Set problem: Whenever a line contains the string "rolling", copy it out of the entries.

**** Record excerpts ****

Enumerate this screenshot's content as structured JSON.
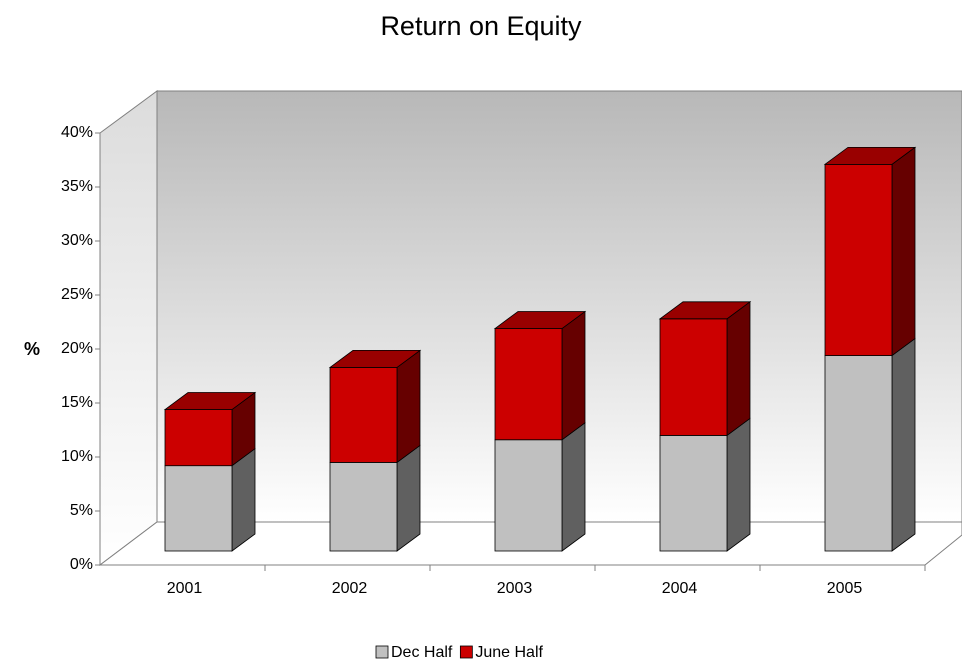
{
  "chart_data": {
    "type": "bar",
    "stacked": true,
    "title": "Return on Equity",
    "y_label": "%",
    "categories": [
      "2001",
      "2002",
      "2003",
      "2004",
      "2005"
    ],
    "series": [
      {
        "name": "Dec Half",
        "color": "#c0c0c0",
        "values": [
          7.9,
          8.2,
          10.3,
          10.7,
          18.1
        ]
      },
      {
        "name": "June Half",
        "color": "#cc0000",
        "values": [
          5.2,
          8.8,
          10.3,
          10.8,
          17.7
        ]
      }
    ],
    "ylim": [
      0,
      40
    ],
    "yticks": [
      {
        "value": 0,
        "label": "0%"
      },
      {
        "value": 5,
        "label": "5%"
      },
      {
        "value": 10,
        "label": "10%"
      },
      {
        "value": 15,
        "label": "15%"
      },
      {
        "value": 20,
        "label": "20%"
      },
      {
        "value": 25,
        "label": "25%"
      },
      {
        "value": 30,
        "label": "30%"
      },
      {
        "value": 35,
        "label": "35%"
      },
      {
        "value": 40,
        "label": "40%"
      }
    ],
    "legend": "bottom"
  }
}
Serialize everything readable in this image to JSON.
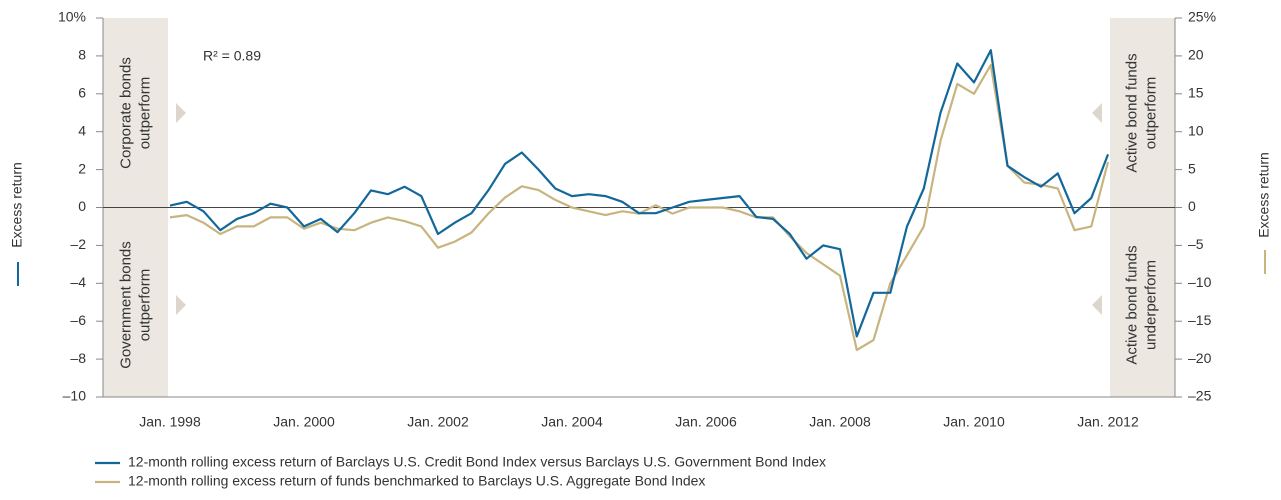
{
  "chart_data": {
    "type": "line",
    "ylabel": "Excess return",
    "y2label": "Excess return",
    "annotations": {
      "r_squared": "R² = 0.89",
      "left_top": [
        "Corporate bonds",
        "outperform"
      ],
      "left_bottom": [
        "Government bonds",
        "outperform"
      ],
      "right_top": [
        "Active bond funds",
        "outperform"
      ],
      "right_bottom": [
        "Active bond funds",
        "underperform"
      ]
    },
    "x": [
      "1998-01",
      "1998-04",
      "1998-07",
      "1998-10",
      "1999-01",
      "1999-04",
      "1999-07",
      "1999-10",
      "2000-01",
      "2000-04",
      "2000-07",
      "2000-10",
      "2001-01",
      "2001-04",
      "2001-07",
      "2001-10",
      "2002-01",
      "2002-04",
      "2002-07",
      "2002-10",
      "2003-01",
      "2003-04",
      "2003-07",
      "2003-10",
      "2004-01",
      "2004-04",
      "2004-07",
      "2004-10",
      "2005-01",
      "2005-04",
      "2005-07",
      "2005-10",
      "2006-01",
      "2006-04",
      "2006-07",
      "2006-10",
      "2007-01",
      "2007-04",
      "2007-07",
      "2007-10",
      "2008-01",
      "2008-04",
      "2008-07",
      "2008-10",
      "2009-01",
      "2009-04",
      "2009-07",
      "2009-10",
      "2010-01",
      "2010-04",
      "2010-07",
      "2010-10",
      "2011-01",
      "2011-04",
      "2011-07",
      "2011-10",
      "2012-01"
    ],
    "series": [
      {
        "name": "12-month rolling excess return of Barclays U.S. Credit Bond Index versus Barclays U.S. Government Bond Index",
        "color": "#12689a",
        "values": [
          0.1,
          0.3,
          -0.2,
          -1.2,
          -0.6,
          -0.3,
          0.2,
          0.0,
          -1.0,
          -0.6,
          -1.3,
          -0.3,
          0.9,
          0.7,
          1.1,
          0.6,
          -1.4,
          -0.8,
          -0.3,
          0.9,
          2.3,
          2.9,
          2.0,
          1.0,
          0.6,
          0.7,
          0.6,
          0.3,
          -0.3,
          -0.3,
          0.0,
          0.3,
          0.4,
          0.5,
          0.6,
          -0.5,
          -0.6,
          -1.4,
          -2.7,
          -2.0,
          -2.2,
          -6.8,
          -4.5,
          -4.5,
          -1.0,
          1.0,
          5.0,
          7.6,
          6.6,
          8.3,
          2.2,
          1.6,
          1.1,
          1.8,
          -0.3,
          0.5,
          2.8
        ]
      },
      {
        "name": "12-month rolling excess return of funds benchmarked to Barclays U.S. Aggregate Bond Index",
        "color": "#c8b47f",
        "axis": "y2",
        "values": [
          -1.3,
          -1.0,
          -2.0,
          -3.5,
          -2.5,
          -2.5,
          -1.3,
          -1.3,
          -2.8,
          -2.0,
          -2.8,
          -3.0,
          -2.0,
          -1.3,
          -1.8,
          -2.5,
          -5.3,
          -4.5,
          -3.3,
          -0.8,
          1.3,
          2.8,
          2.3,
          1.0,
          0,
          -0.5,
          -1.0,
          -0.5,
          -0.8,
          0.3,
          -0.8,
          0,
          0,
          0,
          -0.5,
          -1.3,
          -1.3,
          -3.8,
          -6.0,
          -7.5,
          -9.0,
          -18.8,
          -17.5,
          -10.0,
          -6.3,
          -2.5,
          8.8,
          16.3,
          15.0,
          18.8,
          5.5,
          3.3,
          3.0,
          2.5,
          -3.0,
          -2.5,
          6.0
        ]
      }
    ],
    "xlim": [
      "1997-01",
      "2013-01"
    ],
    "xticks": [
      {
        "value": "1998-01",
        "label": "Jan. 1998"
      },
      {
        "value": "2000-01",
        "label": "Jan. 2000"
      },
      {
        "value": "2002-01",
        "label": "Jan. 2002"
      },
      {
        "value": "2004-01",
        "label": "Jan. 2004"
      },
      {
        "value": "2006-01",
        "label": "Jan. 2006"
      },
      {
        "value": "2008-01",
        "label": "Jan. 2008"
      },
      {
        "value": "2010-01",
        "label": "Jan. 2010"
      },
      {
        "value": "2012-01",
        "label": "Jan. 2012"
      }
    ],
    "ylim": [
      -10,
      10
    ],
    "yticks": [
      {
        "value": 10,
        "label": "10%"
      },
      8,
      6,
      4,
      2,
      0,
      {
        "value": -2,
        "label": "–2"
      },
      {
        "value": -4,
        "label": "–4"
      },
      {
        "value": -6,
        "label": "–6"
      },
      {
        "value": -8,
        "label": "–8"
      },
      {
        "value": -10,
        "label": "–10"
      }
    ],
    "y2lim": [
      -25,
      25
    ],
    "y2ticks": [
      {
        "value": 25,
        "label": "25%"
      },
      20,
      15,
      10,
      5,
      0,
      {
        "value": -5,
        "label": "–5"
      },
      {
        "value": -10,
        "label": "–10"
      },
      {
        "value": -15,
        "label": "–15"
      },
      {
        "value": -20,
        "label": "–20"
      },
      {
        "value": -25,
        "label": "–25"
      }
    ],
    "zero_line": true
  }
}
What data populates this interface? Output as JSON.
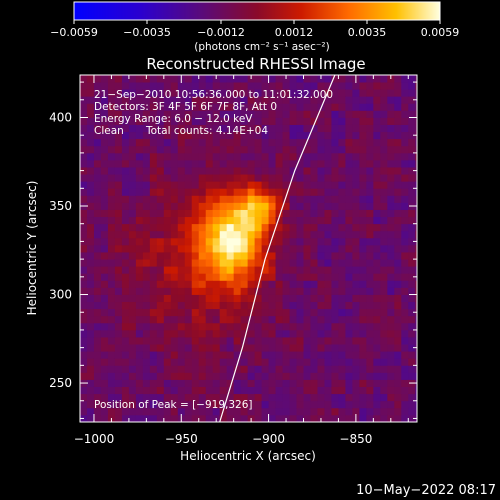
{
  "chart_data": {
    "type": "heatmap",
    "title": "Reconstructed RHESSI Image",
    "xlabel": "Heliocentric X (arcsec)",
    "ylabel": "Heliocentric Y (arcsec)",
    "xlim": [
      -1008,
      -815
    ],
    "ylim": [
      228,
      424
    ],
    "x_ticks": [
      -1000,
      -950,
      -900,
      -850
    ],
    "x_tick_labels": [
      "−1000",
      "−950",
      "−900",
      "−850"
    ],
    "y_ticks": [
      250,
      300,
      350,
      400
    ],
    "y_tick_labels": [
      "250",
      "300",
      "350",
      "400"
    ],
    "colorbar": {
      "range": [
        -0.0059,
        0.0059
      ],
      "tick_labels": [
        "−0.0059",
        "−0.0035",
        "−0.0012",
        "0.0012",
        "0.0035",
        "0.0059"
      ],
      "unit_label": "(photons cm⁻² s⁻¹ asec⁻²)"
    },
    "sources": [
      {
        "x": -920,
        "y": 332,
        "sigma_x": 14,
        "sigma_y": 20,
        "amplitude": 0.0058
      },
      {
        "x": -905,
        "y": 348,
        "sigma_x": 8,
        "sigma_y": 7,
        "amplitude": 0.0032
      },
      {
        "x": -945,
        "y": 320,
        "sigma_x": 25,
        "sigma_y": 30,
        "amplitude": 0.0018
      }
    ],
    "limb_curve": [
      [
        -928,
        228
      ],
      [
        -915,
        270
      ],
      [
        -902,
        320
      ],
      [
        -885,
        370
      ],
      [
        -862,
        424
      ]
    ],
    "peak_position": [
      -919,
      326
    ]
  },
  "annotations": {
    "time_range": "21−Sep−2010 10:56:36.000 to 11:01:32.000",
    "detectors": "Detectors: 3F 4F 5F 6F 7F 8F, Att 0",
    "energy_range": "Energy Range: 6.0 − 12.0 keV",
    "algorithm": "Clean",
    "total_counts": "Total counts: 4.14E+04",
    "peak_label": "Position of Peak = [−919,326]"
  },
  "footer_timestamp": "10−May−2022 08:17"
}
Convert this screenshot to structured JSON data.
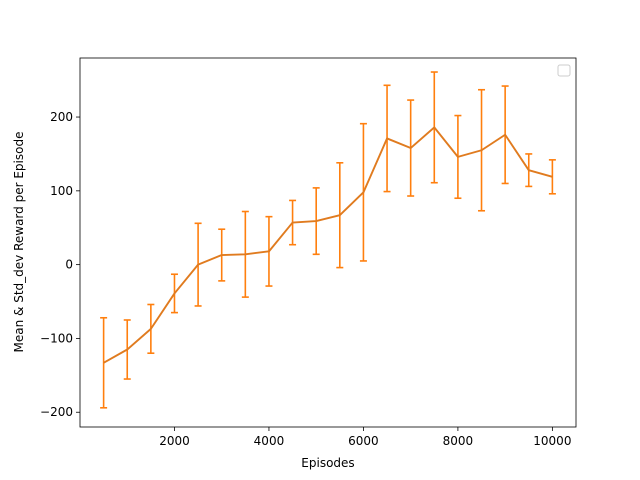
{
  "chart_data": {
    "type": "line",
    "title": "",
    "xlabel": "Episodes",
    "ylabel": "Mean & Std_dev Reward per Episode",
    "xlim": [
      0,
      10500
    ],
    "ylim": [
      -220,
      280
    ],
    "x_ticks": [
      2000,
      4000,
      6000,
      8000,
      10000
    ],
    "y_ticks": [
      -200,
      -100,
      0,
      100,
      200
    ],
    "grid": false,
    "legend": "top-right, empty box",
    "series": [
      {
        "color": "#ff7f0e",
        "line_color": "#e07b1f",
        "x": [
          500,
          1000,
          1500,
          2000,
          2500,
          3000,
          3500,
          4000,
          4500,
          5000,
          5500,
          6000,
          6500,
          7000,
          7500,
          8000,
          8500,
          9000,
          9500,
          10000
        ],
        "y": [
          -133,
          -115,
          -87,
          -39,
          0,
          13,
          14,
          18,
          57,
          59,
          67,
          98,
          171,
          158,
          186,
          146,
          155,
          176,
          128,
          119
        ],
        "err": [
          61,
          40,
          33,
          26,
          56,
          35,
          58,
          47,
          30,
          45,
          71,
          93,
          72,
          65,
          75,
          56,
          82,
          66,
          22,
          23
        ]
      }
    ]
  }
}
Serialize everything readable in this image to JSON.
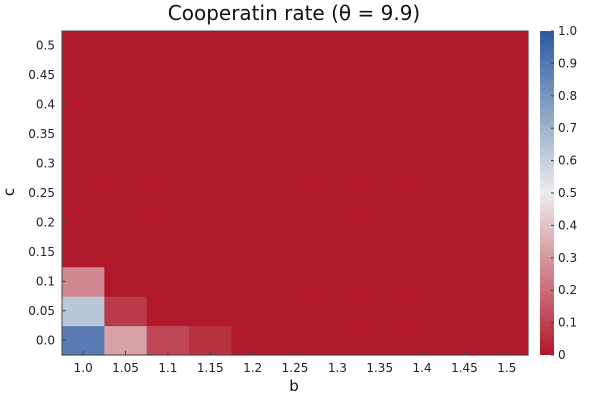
{
  "chart_data": {
    "type": "heatmap",
    "title": "Cooperatin rate (θ = 9.9)",
    "xlabel": "b",
    "ylabel": "c",
    "x": [
      1.0,
      1.05,
      1.1,
      1.15,
      1.2,
      1.25,
      1.3,
      1.35,
      1.4,
      1.45,
      1.5
    ],
    "y": [
      0.0,
      0.05,
      0.1,
      0.15,
      0.2,
      0.25,
      0.3,
      0.35,
      0.4,
      0.45,
      0.5
    ],
    "x_tick_labels": [
      "1.0",
      "1.05",
      "1.1",
      "1.15",
      "1.2",
      "1.25",
      "1.3",
      "1.35",
      "1.4",
      "1.45",
      "1.5"
    ],
    "y_tick_labels": [
      "0.0",
      "0.05",
      "0.1",
      "0.15",
      "0.2",
      "0.25",
      "0.3",
      "0.35",
      "0.4",
      "0.45",
      "0.5"
    ],
    "z": [
      [
        0.88,
        0.32,
        0.11,
        0.06,
        0,
        0,
        0,
        0,
        0,
        0,
        0
      ],
      [
        0.63,
        0.08,
        0,
        0,
        0,
        0,
        0,
        0,
        0,
        0,
        0
      ],
      [
        0.26,
        0,
        0,
        0,
        0,
        0,
        0,
        0,
        0,
        0,
        0
      ],
      [
        0,
        0,
        0,
        0,
        0,
        0,
        0,
        0,
        0,
        0,
        0
      ],
      [
        0,
        0,
        0,
        0,
        0,
        0,
        0,
        0,
        0,
        0,
        0
      ],
      [
        0,
        0,
        0,
        0,
        0,
        0,
        0,
        0,
        0,
        0,
        0
      ],
      [
        0,
        0,
        0,
        0,
        0,
        0,
        0,
        0,
        0,
        0,
        0
      ],
      [
        0,
        0,
        0,
        0,
        0,
        0,
        0,
        0,
        0,
        0,
        0
      ],
      [
        0,
        0,
        0,
        0,
        0,
        0,
        0,
        0,
        0,
        0,
        0
      ],
      [
        0,
        0,
        0,
        0,
        0,
        0,
        0,
        0,
        0,
        0,
        0
      ],
      [
        0,
        0,
        0,
        0,
        0,
        0,
        0,
        0,
        0,
        0,
        0
      ]
    ],
    "zlim": [
      0,
      1
    ],
    "colorbar_ticks": [
      0,
      0.1,
      0.2,
      0.3,
      0.4,
      0.5,
      0.6,
      0.7,
      0.8,
      0.9,
      1.0
    ],
    "colorbar_tick_labels": [
      "0",
      "0.1",
      "0.2",
      "0.3",
      "0.4",
      "0.5",
      "0.6",
      "0.7",
      "0.8",
      "0.9",
      "1.0"
    ],
    "colormap": [
      "#b2182b",
      "#ededed",
      "#2a5aa1"
    ],
    "grid": false
  }
}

****

Response to the exercise:
        "name": "12-month rolling excess return of Barclays U.S. Credit Bond Index versus Barclays U.S. Government Bond Index",
        "name": "12-month rolling excess return of funds benchmarked to Barclays U.S. Aggregate Bond Index",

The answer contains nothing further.